#### Input records
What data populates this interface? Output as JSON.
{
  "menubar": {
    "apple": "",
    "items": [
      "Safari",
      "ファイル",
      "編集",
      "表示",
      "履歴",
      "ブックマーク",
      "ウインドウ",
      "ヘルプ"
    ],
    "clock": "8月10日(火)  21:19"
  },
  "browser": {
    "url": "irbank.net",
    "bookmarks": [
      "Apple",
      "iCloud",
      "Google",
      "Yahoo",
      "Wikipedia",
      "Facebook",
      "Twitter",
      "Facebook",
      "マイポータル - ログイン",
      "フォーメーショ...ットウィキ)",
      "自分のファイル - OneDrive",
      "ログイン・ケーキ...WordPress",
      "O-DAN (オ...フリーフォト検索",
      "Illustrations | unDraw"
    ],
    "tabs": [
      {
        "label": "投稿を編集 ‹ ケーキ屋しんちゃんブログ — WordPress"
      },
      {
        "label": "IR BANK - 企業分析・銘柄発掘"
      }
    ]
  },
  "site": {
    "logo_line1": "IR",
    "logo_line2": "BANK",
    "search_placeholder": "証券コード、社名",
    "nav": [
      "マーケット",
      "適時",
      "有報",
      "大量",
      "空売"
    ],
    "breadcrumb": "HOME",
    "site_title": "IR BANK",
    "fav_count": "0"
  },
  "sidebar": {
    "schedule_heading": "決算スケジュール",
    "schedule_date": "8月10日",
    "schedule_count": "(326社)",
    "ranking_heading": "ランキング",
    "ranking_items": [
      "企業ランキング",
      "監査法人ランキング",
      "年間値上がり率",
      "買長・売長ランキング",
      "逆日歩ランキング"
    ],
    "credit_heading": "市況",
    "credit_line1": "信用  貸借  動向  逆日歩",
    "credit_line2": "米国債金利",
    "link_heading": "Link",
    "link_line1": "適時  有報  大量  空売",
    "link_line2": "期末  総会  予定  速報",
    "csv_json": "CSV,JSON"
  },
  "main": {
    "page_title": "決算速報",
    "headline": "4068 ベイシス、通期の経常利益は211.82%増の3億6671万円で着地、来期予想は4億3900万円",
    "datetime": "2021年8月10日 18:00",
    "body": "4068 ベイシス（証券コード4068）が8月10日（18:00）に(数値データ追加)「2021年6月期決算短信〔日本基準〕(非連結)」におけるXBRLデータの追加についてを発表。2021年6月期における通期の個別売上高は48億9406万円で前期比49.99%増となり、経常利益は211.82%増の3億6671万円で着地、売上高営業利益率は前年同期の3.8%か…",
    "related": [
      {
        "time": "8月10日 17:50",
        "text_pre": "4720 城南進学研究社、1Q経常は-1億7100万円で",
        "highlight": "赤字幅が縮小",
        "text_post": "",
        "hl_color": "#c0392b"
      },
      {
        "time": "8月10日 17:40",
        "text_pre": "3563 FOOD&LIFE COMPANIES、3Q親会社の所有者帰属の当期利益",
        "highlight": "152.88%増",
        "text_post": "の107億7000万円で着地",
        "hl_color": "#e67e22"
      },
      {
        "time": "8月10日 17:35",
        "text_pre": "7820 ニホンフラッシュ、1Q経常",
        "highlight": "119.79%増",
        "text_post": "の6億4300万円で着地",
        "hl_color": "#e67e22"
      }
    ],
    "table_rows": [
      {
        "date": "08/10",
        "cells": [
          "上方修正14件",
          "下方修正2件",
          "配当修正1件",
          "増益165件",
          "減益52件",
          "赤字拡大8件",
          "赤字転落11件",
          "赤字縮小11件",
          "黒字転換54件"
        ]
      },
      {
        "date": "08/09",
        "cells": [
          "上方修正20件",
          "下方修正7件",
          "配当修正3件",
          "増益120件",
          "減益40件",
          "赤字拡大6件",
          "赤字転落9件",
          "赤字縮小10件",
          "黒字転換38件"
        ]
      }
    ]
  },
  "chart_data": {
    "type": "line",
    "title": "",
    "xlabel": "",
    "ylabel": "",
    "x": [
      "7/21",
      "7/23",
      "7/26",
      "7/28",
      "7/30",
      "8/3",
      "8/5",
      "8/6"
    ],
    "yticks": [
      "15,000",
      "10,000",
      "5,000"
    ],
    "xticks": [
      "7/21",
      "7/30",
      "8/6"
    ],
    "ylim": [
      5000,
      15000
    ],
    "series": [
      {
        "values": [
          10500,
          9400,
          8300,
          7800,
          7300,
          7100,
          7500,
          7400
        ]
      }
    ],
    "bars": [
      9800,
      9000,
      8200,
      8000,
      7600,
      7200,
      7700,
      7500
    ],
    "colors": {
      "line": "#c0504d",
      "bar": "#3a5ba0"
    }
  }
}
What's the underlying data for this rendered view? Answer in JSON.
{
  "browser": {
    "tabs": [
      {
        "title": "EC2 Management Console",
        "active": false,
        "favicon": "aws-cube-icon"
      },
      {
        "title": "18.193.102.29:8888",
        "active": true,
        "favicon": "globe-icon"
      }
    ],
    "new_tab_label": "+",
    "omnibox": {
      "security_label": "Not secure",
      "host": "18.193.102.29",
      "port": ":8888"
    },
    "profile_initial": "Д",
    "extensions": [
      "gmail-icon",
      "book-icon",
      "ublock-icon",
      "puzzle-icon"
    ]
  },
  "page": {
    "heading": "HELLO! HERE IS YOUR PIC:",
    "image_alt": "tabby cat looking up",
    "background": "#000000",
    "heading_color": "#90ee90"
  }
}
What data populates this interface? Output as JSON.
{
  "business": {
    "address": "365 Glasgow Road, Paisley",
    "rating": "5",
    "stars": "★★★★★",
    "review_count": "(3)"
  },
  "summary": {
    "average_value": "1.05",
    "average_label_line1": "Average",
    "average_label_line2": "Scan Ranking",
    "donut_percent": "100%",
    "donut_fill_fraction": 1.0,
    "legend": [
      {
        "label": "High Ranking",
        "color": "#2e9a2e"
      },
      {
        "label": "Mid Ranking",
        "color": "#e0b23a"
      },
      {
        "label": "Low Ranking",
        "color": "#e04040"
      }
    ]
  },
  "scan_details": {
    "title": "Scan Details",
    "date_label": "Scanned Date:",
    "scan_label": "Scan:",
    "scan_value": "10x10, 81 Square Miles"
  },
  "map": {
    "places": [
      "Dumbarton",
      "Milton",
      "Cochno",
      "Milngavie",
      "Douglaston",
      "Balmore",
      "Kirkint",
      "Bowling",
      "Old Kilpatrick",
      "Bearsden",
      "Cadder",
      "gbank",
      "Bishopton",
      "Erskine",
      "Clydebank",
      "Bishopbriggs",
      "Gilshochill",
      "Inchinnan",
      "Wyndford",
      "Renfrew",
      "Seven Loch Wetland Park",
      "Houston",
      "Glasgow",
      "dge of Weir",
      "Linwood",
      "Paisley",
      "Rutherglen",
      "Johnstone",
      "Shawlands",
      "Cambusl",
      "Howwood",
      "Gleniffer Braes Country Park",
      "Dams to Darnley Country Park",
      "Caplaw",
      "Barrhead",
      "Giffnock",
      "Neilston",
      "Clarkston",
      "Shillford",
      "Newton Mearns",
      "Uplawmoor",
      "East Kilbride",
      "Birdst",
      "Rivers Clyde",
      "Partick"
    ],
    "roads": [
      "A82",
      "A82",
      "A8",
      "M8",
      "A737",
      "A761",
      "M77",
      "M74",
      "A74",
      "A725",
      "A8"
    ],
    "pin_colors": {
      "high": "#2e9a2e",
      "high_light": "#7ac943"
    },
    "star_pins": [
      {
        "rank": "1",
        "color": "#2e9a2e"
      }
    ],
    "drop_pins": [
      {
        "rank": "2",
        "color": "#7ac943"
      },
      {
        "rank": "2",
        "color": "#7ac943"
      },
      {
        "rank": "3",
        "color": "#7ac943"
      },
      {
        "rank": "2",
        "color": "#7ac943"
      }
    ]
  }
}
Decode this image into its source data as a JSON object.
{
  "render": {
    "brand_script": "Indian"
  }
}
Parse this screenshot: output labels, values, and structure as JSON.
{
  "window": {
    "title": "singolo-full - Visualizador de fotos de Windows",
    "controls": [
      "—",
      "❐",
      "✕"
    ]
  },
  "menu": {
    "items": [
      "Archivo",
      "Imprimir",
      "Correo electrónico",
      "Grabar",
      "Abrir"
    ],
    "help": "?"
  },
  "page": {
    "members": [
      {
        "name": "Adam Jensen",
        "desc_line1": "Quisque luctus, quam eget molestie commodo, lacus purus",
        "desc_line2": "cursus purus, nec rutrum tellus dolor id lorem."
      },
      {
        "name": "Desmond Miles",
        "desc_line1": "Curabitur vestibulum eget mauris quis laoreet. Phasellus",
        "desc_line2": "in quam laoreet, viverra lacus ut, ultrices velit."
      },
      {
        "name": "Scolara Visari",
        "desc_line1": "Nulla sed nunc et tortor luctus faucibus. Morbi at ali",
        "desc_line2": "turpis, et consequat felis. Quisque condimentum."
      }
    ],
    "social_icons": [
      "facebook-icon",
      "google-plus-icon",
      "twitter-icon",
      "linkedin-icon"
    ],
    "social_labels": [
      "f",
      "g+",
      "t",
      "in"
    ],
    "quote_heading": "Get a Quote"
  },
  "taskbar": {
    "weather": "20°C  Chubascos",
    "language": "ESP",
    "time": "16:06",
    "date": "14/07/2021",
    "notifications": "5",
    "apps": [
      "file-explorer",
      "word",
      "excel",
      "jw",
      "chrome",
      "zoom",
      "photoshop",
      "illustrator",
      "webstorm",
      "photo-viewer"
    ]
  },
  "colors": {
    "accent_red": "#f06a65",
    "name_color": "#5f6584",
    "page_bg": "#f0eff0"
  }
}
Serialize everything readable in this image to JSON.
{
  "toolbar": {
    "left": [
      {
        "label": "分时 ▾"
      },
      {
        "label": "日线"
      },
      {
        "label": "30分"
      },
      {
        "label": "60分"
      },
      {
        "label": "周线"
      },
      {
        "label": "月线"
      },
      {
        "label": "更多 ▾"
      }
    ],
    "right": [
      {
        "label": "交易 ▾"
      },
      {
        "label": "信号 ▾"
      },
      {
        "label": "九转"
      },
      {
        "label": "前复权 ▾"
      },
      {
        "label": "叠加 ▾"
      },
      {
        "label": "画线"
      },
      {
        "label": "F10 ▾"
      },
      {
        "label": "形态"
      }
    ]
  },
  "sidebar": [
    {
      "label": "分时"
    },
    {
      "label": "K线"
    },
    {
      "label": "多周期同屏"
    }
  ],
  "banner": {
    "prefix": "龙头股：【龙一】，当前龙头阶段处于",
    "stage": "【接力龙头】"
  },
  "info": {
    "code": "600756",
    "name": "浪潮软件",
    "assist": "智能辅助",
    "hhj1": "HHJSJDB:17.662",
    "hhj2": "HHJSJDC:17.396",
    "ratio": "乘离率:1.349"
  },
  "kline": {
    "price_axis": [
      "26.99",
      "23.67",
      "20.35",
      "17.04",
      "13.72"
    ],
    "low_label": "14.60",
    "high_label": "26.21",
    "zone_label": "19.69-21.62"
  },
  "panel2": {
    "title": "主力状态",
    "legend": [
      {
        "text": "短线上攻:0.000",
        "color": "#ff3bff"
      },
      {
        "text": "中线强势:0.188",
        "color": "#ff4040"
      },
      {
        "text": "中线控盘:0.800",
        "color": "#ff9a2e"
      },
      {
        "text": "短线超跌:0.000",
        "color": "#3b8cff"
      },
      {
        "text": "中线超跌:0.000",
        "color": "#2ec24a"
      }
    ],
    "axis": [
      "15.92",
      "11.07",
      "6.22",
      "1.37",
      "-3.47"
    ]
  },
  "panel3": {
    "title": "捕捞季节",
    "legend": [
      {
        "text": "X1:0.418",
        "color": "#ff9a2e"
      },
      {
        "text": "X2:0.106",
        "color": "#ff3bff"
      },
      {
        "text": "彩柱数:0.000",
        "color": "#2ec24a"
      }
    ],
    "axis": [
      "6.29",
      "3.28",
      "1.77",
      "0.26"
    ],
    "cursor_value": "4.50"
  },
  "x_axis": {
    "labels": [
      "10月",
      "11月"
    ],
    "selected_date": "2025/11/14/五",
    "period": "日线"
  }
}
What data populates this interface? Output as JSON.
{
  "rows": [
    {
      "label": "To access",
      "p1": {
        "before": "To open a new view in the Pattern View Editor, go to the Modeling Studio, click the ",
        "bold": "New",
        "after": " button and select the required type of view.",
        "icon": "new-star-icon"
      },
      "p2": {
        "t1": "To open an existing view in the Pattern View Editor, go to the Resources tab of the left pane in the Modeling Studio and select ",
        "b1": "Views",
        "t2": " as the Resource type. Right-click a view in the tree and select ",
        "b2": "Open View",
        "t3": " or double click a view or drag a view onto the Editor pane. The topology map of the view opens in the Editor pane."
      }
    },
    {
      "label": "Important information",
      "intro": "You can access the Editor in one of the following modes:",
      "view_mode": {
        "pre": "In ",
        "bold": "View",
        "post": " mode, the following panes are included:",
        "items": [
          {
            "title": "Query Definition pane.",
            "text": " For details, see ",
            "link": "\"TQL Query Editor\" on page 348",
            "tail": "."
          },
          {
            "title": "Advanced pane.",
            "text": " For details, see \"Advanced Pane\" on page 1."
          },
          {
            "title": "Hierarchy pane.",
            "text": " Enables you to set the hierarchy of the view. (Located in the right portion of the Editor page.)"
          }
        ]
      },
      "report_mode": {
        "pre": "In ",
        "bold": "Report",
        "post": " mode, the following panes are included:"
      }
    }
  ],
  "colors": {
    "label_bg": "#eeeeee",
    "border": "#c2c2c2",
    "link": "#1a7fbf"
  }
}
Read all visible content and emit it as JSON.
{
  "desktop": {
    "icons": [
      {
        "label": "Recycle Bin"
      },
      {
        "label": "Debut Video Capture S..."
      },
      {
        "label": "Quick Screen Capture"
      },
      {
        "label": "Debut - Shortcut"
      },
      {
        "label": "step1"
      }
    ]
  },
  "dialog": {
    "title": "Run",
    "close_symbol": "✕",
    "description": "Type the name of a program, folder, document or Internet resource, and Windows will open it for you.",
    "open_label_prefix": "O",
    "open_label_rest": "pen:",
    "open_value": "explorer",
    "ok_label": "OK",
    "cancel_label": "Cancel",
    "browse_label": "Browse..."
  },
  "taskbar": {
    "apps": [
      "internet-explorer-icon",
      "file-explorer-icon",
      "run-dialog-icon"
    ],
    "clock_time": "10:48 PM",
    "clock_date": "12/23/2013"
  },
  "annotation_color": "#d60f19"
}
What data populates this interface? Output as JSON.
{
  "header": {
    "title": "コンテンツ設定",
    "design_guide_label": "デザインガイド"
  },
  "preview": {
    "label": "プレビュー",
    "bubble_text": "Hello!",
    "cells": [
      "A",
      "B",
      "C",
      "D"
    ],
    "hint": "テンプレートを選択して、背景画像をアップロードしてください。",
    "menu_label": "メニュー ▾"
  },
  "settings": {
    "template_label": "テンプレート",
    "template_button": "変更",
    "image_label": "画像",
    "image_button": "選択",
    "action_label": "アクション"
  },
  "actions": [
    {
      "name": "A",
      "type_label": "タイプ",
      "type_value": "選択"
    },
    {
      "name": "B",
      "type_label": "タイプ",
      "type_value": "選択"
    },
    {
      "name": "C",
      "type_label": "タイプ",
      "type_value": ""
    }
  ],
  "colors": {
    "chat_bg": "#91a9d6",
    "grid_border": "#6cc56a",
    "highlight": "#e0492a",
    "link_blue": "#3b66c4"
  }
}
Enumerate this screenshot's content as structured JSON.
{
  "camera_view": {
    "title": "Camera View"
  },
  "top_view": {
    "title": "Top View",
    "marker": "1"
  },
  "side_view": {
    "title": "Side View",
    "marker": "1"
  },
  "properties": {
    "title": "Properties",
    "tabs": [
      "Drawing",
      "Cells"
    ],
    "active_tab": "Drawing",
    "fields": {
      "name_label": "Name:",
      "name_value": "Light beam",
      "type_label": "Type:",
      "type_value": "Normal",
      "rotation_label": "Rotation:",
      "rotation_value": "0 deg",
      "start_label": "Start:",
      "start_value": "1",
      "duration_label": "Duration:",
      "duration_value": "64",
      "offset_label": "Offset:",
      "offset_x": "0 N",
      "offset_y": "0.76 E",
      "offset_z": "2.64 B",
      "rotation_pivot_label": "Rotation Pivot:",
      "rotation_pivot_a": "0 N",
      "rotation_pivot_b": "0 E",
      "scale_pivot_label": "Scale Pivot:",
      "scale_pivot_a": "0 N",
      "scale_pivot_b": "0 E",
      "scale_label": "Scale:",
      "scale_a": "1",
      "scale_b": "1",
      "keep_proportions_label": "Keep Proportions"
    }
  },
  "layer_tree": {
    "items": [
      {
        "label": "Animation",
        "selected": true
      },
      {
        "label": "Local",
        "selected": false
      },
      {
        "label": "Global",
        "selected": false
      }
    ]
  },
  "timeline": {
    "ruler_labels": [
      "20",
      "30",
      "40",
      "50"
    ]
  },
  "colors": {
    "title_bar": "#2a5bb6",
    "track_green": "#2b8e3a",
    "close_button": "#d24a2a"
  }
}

#### Description of the task
Give the lines exactly as they stand, from the line with "Enumerate this screenshot's" through the end of the material.

#### Exercise result
Enumerate this screenshot's content as structured JSON.
{
  "camera_view": {
    "title": "Camera View"
  },
  "top_view": {
    "title": "Top View",
    "marker": "1"
  },
  "side_view": {
    "title": "Side View",
    "marker": "1"
  },
  "properties": {
    "title": "Properties",
    "tabs": [
      "Drawing",
      "Cells"
    ],
    "active_tab": "Drawing",
    "fields": {
      "name_label": "Name:",
      "name_value": "Light beam",
      "type_label": "Type:",
      "type_value": "Normal",
      "rotation_label": "Rotation:",
      "rotation_value": "0 deg",
      "start_label": "Start:",
      "start_value": "1",
      "duration_label": "Duration:",
      "duration_value": "64",
      "offset_label": "Offset:",
      "offset_x": "0 N",
      "offset_y": "0.76 E",
      "offset_z": "2.64 B",
      "rotation_pivot_label": "Rotation Pivot:",
      "rotation_pivot_a": "0 N",
      "rotation_pivot_b": "0 E",
      "scale_pivot_label": "Scale Pivot:",
      "scale_pivot_a": "0 N",
      "scale_pivot_b": "0 E",
      "scale_label": "Scale:",
      "scale_a": "1",
      "scale_b": "1",
      "keep_proportions_label": "Keep Proportions"
    }
  },
  "layer_tree": {
    "items": [
      {
        "label": "Animation",
        "selected": true
      },
      {
        "label": "Local",
        "selected": false
      },
      {
        "label": "Global",
        "selected": false
      }
    ]
  },
  "timeline": {
    "ruler_labels": [
      "20",
      "30",
      "40",
      "50"
    ]
  },
  "colors": {
    "title_bar": "#2a5bb6",
    "track_green": "#2b8e3a",
    "close_button": "#d24a2a"
  }
}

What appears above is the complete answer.